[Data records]
=====

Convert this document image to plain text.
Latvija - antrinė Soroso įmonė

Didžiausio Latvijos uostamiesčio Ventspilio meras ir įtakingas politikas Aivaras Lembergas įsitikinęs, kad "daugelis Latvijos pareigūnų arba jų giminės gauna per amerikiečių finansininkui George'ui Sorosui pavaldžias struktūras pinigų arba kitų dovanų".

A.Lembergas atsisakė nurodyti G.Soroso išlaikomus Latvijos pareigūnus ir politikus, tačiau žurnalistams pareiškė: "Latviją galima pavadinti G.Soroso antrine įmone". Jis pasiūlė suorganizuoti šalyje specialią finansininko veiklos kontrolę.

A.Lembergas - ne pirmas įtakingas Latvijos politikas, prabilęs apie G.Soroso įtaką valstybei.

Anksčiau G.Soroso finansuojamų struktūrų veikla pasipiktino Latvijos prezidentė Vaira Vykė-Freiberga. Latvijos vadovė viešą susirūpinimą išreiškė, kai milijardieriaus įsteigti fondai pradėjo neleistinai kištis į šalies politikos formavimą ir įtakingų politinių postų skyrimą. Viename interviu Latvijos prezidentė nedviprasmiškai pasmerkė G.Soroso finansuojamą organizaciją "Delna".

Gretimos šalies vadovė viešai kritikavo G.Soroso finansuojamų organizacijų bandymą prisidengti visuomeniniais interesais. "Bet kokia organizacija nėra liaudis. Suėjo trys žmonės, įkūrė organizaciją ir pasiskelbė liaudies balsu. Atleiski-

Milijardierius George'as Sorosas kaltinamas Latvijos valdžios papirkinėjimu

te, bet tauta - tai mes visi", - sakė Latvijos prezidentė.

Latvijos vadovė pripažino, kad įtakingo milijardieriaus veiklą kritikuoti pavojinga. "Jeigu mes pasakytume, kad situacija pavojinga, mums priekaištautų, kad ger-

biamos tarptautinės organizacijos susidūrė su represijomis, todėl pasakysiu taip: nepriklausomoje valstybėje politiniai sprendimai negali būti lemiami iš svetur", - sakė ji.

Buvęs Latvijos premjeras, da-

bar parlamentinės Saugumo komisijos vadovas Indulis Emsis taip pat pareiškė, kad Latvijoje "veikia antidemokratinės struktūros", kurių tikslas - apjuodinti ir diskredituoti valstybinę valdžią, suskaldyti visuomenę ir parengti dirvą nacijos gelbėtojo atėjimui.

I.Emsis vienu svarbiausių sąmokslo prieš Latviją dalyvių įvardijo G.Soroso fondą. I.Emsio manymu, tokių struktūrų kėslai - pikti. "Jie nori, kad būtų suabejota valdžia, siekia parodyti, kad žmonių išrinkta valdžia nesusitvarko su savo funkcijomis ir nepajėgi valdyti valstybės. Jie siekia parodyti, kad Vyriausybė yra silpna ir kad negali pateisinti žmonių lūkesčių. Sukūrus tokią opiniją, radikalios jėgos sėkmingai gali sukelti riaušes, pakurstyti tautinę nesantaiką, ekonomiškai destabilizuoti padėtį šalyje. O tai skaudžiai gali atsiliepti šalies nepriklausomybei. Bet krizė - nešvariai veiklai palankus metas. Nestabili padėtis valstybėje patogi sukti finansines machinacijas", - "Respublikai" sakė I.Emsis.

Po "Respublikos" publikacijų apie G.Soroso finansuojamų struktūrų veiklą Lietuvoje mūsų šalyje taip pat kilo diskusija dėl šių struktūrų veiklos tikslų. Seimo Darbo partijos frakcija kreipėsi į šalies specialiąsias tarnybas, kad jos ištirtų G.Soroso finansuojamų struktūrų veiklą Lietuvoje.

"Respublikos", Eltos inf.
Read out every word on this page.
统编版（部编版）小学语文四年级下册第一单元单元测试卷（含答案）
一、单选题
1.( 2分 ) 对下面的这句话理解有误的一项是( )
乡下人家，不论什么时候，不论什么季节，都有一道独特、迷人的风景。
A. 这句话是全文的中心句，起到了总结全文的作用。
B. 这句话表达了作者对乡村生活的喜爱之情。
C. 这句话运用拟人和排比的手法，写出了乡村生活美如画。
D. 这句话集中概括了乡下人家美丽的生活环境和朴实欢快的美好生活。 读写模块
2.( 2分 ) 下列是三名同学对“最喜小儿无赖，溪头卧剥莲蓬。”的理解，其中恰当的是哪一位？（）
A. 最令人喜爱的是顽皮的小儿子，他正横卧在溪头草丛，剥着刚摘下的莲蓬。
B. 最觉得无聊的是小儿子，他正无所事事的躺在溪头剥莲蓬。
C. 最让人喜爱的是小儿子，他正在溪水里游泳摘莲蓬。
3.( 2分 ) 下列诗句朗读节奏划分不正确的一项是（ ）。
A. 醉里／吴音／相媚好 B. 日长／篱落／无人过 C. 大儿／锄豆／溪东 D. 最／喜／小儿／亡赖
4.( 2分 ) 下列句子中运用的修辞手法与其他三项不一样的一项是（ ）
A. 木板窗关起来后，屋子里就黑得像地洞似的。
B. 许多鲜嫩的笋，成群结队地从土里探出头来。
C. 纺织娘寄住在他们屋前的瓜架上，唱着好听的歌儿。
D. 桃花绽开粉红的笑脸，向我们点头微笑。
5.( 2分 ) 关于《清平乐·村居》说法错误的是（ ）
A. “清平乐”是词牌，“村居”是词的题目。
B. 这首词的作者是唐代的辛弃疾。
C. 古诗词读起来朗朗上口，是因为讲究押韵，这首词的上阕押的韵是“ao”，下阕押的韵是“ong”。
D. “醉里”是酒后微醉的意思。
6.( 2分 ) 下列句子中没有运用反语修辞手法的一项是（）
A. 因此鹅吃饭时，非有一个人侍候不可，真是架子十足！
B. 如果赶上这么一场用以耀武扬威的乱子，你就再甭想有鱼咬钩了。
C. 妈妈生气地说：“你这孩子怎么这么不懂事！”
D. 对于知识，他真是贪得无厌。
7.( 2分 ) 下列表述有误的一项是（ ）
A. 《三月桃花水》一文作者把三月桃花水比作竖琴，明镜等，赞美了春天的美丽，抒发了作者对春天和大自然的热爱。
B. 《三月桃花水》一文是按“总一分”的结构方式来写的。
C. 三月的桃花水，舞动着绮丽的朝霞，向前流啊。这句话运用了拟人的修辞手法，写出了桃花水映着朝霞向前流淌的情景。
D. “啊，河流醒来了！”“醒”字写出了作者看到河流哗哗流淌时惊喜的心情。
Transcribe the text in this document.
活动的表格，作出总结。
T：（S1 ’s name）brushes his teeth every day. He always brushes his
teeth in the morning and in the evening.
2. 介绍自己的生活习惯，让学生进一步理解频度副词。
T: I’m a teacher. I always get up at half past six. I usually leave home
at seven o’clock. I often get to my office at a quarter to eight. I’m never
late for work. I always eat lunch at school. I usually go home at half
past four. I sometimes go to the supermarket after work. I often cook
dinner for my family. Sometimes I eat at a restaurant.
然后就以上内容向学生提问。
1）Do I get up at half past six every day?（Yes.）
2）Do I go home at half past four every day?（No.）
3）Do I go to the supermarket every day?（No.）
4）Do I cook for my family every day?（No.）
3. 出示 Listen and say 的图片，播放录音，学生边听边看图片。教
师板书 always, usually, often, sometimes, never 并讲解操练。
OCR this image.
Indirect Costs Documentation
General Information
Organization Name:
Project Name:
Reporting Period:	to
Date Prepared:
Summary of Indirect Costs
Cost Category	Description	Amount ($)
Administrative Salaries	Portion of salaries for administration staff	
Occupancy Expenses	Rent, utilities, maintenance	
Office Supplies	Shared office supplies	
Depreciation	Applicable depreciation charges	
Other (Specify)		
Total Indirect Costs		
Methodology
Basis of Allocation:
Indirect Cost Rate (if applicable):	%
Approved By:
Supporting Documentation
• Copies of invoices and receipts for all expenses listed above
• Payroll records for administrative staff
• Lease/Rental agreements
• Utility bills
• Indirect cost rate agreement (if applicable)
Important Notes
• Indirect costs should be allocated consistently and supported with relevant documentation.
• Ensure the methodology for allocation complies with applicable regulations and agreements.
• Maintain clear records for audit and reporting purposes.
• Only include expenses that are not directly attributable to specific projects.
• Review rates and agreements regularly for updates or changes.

=====

Of all the lines in the data above, state how many include "įtakingas". Say only the number.

2